─── Data records ───

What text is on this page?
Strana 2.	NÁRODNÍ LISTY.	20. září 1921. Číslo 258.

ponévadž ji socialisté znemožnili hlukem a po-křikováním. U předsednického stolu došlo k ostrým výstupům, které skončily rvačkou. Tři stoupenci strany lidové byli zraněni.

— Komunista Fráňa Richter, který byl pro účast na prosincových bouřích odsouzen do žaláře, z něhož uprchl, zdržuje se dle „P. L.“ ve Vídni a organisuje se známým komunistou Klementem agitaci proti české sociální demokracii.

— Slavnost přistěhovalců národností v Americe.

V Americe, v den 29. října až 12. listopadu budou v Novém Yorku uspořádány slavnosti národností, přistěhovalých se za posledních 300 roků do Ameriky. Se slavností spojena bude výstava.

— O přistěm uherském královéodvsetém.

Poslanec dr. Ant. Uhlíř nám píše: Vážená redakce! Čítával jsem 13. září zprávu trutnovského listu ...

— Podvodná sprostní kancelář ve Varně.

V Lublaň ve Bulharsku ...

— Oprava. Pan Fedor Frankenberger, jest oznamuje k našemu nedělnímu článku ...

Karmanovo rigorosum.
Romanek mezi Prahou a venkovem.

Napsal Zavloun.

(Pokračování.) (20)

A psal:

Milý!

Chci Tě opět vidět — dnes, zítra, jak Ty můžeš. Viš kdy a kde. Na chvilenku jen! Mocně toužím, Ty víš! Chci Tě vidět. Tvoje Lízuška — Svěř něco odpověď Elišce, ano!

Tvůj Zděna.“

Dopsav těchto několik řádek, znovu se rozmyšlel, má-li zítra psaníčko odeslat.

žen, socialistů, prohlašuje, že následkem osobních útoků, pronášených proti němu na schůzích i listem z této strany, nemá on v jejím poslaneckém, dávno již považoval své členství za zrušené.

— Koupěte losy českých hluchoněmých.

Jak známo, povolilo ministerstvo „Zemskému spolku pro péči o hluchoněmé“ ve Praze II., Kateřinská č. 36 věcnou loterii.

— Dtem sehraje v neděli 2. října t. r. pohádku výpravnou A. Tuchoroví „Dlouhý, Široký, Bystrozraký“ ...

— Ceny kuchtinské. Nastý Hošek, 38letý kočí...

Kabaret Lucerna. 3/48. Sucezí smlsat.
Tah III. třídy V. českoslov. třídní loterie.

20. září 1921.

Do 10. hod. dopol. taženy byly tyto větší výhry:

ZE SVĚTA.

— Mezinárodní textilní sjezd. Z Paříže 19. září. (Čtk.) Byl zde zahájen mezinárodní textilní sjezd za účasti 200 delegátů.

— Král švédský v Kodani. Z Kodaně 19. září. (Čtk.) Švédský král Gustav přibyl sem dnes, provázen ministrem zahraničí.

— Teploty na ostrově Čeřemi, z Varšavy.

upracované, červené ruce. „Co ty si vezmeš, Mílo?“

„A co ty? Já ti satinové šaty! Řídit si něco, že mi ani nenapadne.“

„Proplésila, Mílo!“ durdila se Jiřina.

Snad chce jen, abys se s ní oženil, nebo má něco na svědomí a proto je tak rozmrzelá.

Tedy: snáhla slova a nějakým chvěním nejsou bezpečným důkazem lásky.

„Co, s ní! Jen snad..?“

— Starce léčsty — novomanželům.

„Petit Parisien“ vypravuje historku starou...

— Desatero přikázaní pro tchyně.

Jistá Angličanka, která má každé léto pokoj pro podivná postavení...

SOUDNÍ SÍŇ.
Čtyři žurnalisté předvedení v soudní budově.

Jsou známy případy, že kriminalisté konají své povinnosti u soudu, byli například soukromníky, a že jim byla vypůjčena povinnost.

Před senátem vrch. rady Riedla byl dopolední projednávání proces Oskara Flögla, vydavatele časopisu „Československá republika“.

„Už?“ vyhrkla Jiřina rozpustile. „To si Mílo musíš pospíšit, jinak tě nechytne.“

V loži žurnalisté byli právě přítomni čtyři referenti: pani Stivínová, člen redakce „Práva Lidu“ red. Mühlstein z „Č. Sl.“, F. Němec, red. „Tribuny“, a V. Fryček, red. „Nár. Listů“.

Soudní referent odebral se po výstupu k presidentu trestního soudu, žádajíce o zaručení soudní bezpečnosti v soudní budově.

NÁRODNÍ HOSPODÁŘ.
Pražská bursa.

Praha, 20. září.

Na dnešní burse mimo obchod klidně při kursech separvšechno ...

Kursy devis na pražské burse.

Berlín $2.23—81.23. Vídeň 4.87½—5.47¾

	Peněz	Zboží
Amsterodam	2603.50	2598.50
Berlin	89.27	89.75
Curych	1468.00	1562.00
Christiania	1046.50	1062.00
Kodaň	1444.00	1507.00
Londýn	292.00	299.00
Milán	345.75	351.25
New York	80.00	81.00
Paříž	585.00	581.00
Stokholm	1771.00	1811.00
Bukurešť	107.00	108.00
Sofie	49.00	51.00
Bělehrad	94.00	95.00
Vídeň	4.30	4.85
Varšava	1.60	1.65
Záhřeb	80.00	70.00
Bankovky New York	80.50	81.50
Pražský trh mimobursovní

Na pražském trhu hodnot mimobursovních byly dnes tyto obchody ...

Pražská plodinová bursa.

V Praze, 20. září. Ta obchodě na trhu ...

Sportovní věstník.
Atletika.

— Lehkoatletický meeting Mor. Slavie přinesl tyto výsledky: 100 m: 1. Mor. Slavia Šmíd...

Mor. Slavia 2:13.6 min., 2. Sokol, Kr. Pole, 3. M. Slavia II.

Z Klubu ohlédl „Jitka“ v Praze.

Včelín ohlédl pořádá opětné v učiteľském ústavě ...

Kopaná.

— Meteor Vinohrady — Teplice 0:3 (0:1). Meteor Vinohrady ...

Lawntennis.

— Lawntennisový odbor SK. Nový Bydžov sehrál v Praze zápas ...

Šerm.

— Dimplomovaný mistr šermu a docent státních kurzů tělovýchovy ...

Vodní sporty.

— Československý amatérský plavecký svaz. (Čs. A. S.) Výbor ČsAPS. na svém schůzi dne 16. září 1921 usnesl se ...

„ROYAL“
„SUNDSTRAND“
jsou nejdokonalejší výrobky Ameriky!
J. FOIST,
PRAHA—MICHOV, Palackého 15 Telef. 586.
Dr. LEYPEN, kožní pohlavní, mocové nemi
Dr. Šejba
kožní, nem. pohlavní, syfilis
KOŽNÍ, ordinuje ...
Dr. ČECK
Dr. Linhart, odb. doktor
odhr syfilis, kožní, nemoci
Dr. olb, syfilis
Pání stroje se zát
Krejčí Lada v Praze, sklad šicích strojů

───

◆ **Exercise task**:
Look through the data above. Find each line with the string "Vídeň" and copy it.

◆ **Full response**:
Berlín $2.23—81.23. Vídeň 4.87½—5.47¾
Vídeň	4.30	4.85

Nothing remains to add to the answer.